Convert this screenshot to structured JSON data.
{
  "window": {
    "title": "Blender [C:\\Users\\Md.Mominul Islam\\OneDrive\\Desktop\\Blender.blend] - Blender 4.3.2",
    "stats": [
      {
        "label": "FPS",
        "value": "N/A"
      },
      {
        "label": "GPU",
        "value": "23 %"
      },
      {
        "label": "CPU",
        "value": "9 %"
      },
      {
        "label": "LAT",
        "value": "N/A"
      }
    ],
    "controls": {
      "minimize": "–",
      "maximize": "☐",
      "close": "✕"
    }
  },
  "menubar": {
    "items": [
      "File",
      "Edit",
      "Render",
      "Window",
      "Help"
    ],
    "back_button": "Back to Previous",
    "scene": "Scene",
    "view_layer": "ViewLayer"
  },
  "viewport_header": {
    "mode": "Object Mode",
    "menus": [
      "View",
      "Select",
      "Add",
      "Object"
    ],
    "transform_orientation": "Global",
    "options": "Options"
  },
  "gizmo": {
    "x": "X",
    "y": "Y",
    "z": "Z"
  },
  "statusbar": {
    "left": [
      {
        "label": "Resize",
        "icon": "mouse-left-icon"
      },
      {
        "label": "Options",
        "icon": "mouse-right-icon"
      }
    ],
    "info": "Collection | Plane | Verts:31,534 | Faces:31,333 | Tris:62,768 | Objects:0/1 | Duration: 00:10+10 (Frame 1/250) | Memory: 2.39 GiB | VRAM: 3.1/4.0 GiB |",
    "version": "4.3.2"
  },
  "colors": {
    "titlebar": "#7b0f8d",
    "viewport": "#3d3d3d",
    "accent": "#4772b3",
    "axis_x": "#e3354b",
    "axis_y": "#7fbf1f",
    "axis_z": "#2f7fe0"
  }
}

§ §

● Aim of the task
Reproduce each entry exactly, leaving out nothing.

● Exercise response
Convert this screenshot to structured JSON data.
{
  "window": {
    "title": "Blender [C:\\Users\\Md.Mominul Islam\\OneDrive\\Desktop\\Blender.blend] - Blender 4.3.2",
    "stats": [
      {
        "label": "FPS",
        "value": "N/A"
      },
      {
        "label": "GPU",
        "value": "23 %"
      },
      {
        "label": "CPU",
        "value": "9 %"
      },
      {
        "label": "LAT",
        "value": "N/A"
      }
    ],
    "controls": {
      "minimize": "–",
      "maximize": "☐",
      "close": "✕"
    }
  },
  "menubar": {
    "items": [
      "File",
      "Edit",
      "Render",
      "Window",
      "Help"
    ],
    "back_button": "Back to Previous",
    "scene": "Scene",
    "view_layer": "ViewLayer"
  },
  "viewport_header": {
    "mode": "Object Mode",
    "menus": [
      "View",
      "Select",
      "Add",
      "Object"
    ],
    "transform_orientation": "Global",
    "options": "Options"
  },
  "gizmo": {
    "x": "X",
    "y": "Y",
    "z": "Z"
  },
  "statusbar": {
    "left": [
      {
        "label": "Resize",
        "icon": "mouse-left-icon"
      },
      {
        "label": "Options",
        "icon": "mouse-right-icon"
      }
    ],
    "info": "Collection | Plane | Verts:31,534 | Faces:31,333 | Tris:62,768 | Objects:0/1 | Duration: 00:10+10 (Frame 1/250) | Memory: 2.39 GiB | VRAM: 3.1/4.0 GiB |",
    "version": "4.3.2"
  },
  "colors": {
    "titlebar": "#7b0f8d",
    "viewport": "#3d3d3d",
    "accent": "#4772b3",
    "axis_x": "#e3354b",
    "axis_y": "#7fbf1f",
    "axis_z": "#2f7fe0"
  }
}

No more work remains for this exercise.